Leave out the pictures and restate the rest of the data exactly.
**** RECORD EXTRACTS
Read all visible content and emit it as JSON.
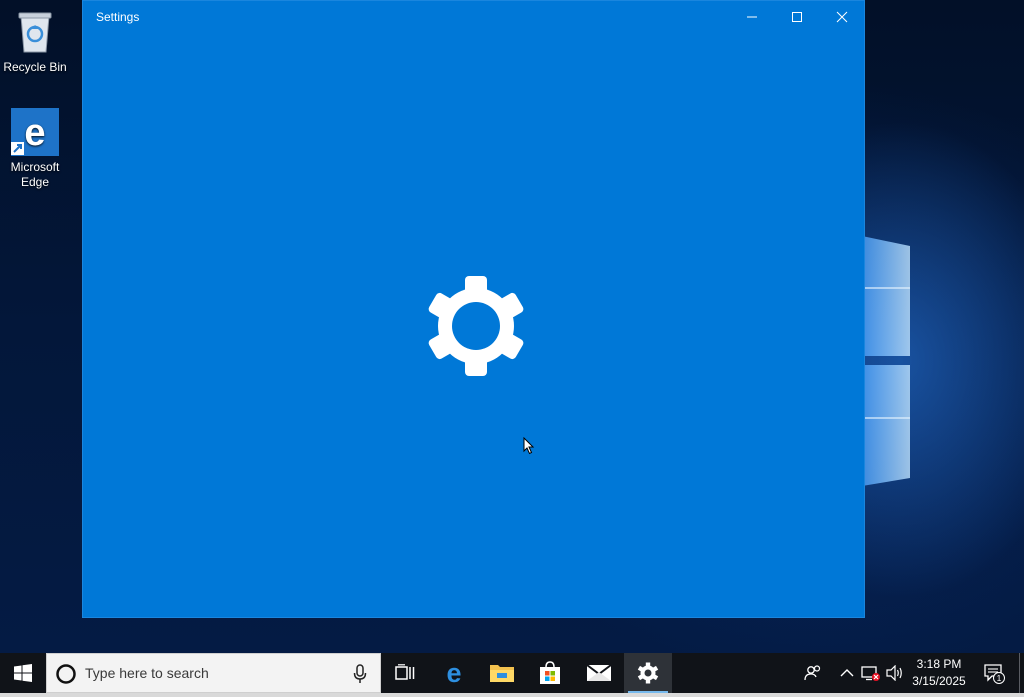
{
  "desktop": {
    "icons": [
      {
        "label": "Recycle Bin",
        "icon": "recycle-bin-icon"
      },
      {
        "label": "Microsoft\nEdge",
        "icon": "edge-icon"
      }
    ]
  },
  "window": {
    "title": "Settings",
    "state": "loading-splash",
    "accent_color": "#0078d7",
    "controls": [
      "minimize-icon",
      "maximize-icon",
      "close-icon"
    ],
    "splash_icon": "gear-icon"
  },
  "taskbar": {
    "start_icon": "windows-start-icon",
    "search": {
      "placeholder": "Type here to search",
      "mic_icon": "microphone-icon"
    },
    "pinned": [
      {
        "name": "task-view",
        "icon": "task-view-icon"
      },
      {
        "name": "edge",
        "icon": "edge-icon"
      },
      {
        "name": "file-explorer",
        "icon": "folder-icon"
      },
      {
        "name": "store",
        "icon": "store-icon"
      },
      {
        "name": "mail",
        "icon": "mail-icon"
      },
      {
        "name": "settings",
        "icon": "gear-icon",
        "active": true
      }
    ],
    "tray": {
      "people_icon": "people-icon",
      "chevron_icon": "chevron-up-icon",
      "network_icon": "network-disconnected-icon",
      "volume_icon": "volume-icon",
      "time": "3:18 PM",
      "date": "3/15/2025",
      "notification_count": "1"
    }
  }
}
********
COMPLETE RESPONSE:
Read all visible content and emit it as JSON.
{
  "desktop": {
    "icons": [
      {
        "label": "Recycle Bin",
        "icon": "recycle-bin-icon"
      },
      {
        "label": "Microsoft\nEdge",
        "icon": "edge-icon"
      }
    ]
  },
  "window": {
    "title": "Settings",
    "state": "loading-splash",
    "accent_color": "#0078d7",
    "controls": [
      "minimize-icon",
      "maximize-icon",
      "close-icon"
    ],
    "splash_icon": "gear-icon"
  },
  "taskbar": {
    "start_icon": "windows-start-icon",
    "search": {
      "placeholder": "Type here to search",
      "mic_icon": "microphone-icon"
    },
    "pinned": [
      {
        "name": "task-view",
        "icon": "task-view-icon"
      },
      {
        "name": "edge",
        "icon": "edge-icon"
      },
      {
        "name": "file-explorer",
        "icon": "folder-icon"
      },
      {
        "name": "store",
        "icon": "store-icon"
      },
      {
        "name": "mail",
        "icon": "mail-icon"
      },
      {
        "name": "settings",
        "icon": "gear-icon",
        "active": true
      }
    ],
    "tray": {
      "people_icon": "people-icon",
      "chevron_icon": "chevron-up-icon",
      "network_icon": "network-disconnected-icon",
      "volume_icon": "volume-icon",
      "time": "3:18 PM",
      "date": "3/15/2025",
      "notification_count": "1"
    }
  }
}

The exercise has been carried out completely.